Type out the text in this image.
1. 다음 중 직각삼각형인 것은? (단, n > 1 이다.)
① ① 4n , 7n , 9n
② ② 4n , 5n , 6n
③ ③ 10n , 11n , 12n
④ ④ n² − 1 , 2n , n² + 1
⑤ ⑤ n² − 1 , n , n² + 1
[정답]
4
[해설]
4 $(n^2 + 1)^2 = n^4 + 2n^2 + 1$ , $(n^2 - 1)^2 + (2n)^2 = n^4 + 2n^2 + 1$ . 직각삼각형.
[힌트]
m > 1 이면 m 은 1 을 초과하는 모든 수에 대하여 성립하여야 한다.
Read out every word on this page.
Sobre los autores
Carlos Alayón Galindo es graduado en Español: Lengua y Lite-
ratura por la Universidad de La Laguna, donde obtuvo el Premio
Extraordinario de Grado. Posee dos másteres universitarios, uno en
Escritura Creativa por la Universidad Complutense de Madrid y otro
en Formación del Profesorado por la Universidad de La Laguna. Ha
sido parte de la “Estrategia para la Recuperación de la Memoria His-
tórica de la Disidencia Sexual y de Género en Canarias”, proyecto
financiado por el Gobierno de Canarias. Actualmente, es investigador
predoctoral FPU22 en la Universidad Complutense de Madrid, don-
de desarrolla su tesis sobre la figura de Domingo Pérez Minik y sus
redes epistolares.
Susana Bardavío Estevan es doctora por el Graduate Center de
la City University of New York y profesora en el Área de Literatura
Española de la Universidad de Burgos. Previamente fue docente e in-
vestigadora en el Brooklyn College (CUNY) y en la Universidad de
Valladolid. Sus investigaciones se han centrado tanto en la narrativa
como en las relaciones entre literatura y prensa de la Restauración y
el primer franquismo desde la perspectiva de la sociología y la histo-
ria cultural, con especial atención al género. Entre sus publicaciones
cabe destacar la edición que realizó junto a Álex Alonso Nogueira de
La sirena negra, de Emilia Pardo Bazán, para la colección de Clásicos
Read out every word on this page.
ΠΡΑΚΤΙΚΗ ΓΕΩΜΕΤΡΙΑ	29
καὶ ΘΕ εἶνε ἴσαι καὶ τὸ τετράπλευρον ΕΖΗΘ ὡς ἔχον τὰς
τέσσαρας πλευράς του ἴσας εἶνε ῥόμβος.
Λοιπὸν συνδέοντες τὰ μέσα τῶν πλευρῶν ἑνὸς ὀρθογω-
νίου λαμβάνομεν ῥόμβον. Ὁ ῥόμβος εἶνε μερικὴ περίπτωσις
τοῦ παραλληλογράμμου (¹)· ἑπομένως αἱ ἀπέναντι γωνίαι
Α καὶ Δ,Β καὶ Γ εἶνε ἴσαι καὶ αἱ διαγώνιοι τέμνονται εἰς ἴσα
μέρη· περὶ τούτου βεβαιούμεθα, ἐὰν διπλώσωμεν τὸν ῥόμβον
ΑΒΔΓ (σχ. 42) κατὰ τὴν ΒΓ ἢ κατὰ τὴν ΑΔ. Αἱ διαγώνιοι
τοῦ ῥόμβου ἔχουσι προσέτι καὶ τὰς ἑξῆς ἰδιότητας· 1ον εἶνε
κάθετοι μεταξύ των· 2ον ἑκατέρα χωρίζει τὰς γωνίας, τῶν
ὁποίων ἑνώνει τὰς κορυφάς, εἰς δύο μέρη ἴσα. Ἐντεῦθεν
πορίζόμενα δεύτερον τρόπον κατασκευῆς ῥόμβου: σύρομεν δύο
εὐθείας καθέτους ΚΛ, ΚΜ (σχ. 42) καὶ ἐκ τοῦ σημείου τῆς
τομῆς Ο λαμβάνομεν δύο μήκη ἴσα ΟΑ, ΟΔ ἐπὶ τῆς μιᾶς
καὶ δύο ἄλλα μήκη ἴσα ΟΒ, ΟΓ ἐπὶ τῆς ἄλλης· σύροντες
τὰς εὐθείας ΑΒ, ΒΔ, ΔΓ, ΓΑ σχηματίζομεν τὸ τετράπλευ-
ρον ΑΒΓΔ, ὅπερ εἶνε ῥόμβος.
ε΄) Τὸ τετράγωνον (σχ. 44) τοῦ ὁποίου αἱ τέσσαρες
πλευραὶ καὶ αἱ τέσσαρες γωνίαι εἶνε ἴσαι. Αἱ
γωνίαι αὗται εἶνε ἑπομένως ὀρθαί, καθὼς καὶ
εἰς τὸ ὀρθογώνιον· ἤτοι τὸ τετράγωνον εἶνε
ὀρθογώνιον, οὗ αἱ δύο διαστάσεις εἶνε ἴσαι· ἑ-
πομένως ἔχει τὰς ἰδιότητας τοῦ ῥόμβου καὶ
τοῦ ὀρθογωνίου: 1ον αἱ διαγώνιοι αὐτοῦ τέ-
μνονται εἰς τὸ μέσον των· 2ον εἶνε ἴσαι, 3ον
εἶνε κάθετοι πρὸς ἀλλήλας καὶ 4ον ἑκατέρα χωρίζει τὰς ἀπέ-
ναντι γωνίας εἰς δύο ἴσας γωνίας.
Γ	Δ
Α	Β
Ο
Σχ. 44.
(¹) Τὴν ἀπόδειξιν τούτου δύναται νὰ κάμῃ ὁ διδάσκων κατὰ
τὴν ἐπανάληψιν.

☆ ☆ ☆ ☆ ☆ ☆ ☆

What to do:
Find and copy each line above that includes the string "μέρη".

Expected answer:
μέρη· περὶ τούτου βεβαιούμεθα, ἐὰν διπλώσωμεν τὸν ῥόμβον
ὁποίων ἑνώνει τὰς κορυφάς, εἰς δύο μέρη ἴσα. Ἐντεῦθεν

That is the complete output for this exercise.